TASK GOAL: Wherever the string "years" occurs in a line of these records, report that line.

[BEGIN RECORDS FOR THIS EXERCISE]

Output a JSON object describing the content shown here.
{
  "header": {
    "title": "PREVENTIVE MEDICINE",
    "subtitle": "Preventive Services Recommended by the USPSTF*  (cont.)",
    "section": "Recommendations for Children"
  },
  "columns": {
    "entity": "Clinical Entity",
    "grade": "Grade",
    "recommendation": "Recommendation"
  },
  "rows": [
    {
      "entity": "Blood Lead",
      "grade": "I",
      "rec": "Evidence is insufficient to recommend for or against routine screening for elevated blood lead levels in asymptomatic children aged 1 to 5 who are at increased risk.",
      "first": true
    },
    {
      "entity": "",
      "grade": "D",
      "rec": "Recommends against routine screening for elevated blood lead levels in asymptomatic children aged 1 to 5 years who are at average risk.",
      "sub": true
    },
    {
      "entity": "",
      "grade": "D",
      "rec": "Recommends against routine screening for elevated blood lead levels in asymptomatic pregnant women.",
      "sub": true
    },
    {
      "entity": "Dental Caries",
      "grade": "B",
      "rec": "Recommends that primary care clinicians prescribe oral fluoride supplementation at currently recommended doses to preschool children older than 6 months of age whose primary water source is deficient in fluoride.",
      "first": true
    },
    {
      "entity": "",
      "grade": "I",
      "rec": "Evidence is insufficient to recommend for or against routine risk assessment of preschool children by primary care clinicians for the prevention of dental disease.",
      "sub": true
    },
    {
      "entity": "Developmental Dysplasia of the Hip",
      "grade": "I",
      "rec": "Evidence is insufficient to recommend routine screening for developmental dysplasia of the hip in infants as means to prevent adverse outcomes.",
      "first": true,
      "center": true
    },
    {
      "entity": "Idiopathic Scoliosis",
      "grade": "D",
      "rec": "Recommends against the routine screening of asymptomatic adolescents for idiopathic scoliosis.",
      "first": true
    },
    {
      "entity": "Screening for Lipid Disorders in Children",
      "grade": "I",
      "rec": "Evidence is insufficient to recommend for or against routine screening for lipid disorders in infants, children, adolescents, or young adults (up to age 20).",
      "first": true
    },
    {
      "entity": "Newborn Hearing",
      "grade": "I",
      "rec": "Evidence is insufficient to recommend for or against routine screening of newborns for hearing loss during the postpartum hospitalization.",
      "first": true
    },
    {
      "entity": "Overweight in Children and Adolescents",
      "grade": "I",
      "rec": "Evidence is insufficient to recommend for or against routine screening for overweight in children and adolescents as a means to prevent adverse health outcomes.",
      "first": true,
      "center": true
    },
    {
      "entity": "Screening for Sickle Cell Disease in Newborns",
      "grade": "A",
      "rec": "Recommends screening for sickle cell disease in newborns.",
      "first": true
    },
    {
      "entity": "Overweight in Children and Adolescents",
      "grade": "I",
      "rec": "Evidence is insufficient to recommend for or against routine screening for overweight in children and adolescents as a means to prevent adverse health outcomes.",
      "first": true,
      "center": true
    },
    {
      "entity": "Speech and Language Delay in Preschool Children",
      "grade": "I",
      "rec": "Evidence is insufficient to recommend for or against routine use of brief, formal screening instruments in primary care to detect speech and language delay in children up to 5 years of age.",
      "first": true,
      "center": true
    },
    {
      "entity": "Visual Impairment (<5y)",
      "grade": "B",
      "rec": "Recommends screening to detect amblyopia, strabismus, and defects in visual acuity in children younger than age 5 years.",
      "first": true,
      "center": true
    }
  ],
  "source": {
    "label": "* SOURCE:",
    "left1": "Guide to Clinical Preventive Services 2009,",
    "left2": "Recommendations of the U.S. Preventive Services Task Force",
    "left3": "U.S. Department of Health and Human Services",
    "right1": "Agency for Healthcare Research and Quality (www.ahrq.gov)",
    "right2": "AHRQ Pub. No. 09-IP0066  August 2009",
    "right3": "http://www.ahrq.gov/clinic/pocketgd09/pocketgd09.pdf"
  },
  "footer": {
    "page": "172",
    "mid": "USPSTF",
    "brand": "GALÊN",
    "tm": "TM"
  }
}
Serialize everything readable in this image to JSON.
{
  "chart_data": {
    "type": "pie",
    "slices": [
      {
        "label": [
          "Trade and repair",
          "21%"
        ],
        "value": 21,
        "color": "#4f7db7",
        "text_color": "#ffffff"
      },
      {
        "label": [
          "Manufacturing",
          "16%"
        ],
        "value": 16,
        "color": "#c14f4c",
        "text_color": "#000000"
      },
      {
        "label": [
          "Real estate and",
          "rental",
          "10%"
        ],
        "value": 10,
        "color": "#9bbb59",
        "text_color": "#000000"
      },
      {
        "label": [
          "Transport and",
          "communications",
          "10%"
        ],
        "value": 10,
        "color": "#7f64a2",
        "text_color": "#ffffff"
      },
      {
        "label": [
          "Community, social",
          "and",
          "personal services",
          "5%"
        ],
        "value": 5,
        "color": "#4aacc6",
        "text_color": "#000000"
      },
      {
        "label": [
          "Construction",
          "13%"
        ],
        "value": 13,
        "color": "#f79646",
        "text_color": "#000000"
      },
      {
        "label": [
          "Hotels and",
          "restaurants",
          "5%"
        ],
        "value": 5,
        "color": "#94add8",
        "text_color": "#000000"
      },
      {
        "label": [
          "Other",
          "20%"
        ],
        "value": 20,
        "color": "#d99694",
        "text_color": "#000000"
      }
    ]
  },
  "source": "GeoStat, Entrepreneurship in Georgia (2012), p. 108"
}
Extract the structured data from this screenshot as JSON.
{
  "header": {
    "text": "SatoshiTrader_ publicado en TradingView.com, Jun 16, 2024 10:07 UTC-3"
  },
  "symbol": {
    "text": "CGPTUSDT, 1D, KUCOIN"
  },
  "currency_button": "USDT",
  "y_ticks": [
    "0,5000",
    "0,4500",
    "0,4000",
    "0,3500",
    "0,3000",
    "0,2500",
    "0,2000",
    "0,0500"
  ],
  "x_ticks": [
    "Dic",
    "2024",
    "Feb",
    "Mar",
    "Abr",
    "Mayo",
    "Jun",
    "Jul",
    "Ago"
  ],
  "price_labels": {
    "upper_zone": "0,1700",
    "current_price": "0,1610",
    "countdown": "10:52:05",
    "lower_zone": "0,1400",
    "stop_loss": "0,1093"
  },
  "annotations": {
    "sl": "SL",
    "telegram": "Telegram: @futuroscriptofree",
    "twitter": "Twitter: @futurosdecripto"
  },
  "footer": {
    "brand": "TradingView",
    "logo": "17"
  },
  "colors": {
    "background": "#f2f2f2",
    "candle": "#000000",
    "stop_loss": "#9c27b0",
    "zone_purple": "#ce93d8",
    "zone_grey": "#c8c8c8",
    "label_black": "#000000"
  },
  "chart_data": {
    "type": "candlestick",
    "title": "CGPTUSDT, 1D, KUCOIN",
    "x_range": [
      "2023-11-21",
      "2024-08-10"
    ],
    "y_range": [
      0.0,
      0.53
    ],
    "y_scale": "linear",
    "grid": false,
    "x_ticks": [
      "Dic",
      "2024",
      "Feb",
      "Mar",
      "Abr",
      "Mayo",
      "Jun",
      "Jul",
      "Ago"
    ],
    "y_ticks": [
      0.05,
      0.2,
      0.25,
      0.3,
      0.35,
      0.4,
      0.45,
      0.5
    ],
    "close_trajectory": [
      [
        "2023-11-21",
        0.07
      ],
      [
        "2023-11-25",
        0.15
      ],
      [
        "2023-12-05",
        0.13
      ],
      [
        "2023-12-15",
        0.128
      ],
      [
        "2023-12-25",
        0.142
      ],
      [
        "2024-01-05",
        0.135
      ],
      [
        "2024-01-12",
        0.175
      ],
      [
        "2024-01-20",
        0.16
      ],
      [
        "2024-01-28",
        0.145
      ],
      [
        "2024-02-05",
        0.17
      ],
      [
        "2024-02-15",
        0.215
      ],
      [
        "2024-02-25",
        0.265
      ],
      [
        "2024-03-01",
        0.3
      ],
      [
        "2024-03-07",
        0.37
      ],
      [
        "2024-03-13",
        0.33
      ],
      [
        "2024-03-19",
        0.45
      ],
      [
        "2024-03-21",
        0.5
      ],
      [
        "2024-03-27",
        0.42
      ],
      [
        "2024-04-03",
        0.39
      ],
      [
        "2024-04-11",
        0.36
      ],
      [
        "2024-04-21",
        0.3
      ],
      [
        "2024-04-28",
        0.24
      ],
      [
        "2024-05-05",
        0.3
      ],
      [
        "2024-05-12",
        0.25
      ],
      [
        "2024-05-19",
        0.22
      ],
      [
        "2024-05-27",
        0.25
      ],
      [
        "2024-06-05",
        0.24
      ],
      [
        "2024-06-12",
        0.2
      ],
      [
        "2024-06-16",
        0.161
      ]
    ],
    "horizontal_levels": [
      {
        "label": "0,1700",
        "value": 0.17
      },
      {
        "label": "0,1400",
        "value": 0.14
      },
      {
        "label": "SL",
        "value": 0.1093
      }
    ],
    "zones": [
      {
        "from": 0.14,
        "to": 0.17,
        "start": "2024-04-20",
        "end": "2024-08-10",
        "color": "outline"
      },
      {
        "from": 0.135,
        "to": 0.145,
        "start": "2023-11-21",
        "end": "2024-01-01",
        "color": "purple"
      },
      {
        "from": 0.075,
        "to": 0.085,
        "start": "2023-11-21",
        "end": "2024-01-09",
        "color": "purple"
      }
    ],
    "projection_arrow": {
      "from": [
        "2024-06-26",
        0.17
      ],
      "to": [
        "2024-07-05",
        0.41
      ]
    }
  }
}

[END RECORDS FOR THIS EXERCISE]

THE OUTPUT:
      "rec": "Recommends against routine screening for elevated blood lead levels in asymptomatic children aged 1 to 5 years who are at average risk.",
      "rec": "Evidence is insufficient to recommend for or against routine use of brief, formal screening instruments in primary care to detect speech and language delay in children up to 5 years of age.",
      "rec": "Recommends screening to detect amblyopia, strabismus, and defects in visual acuity in children younger than age 5 years.",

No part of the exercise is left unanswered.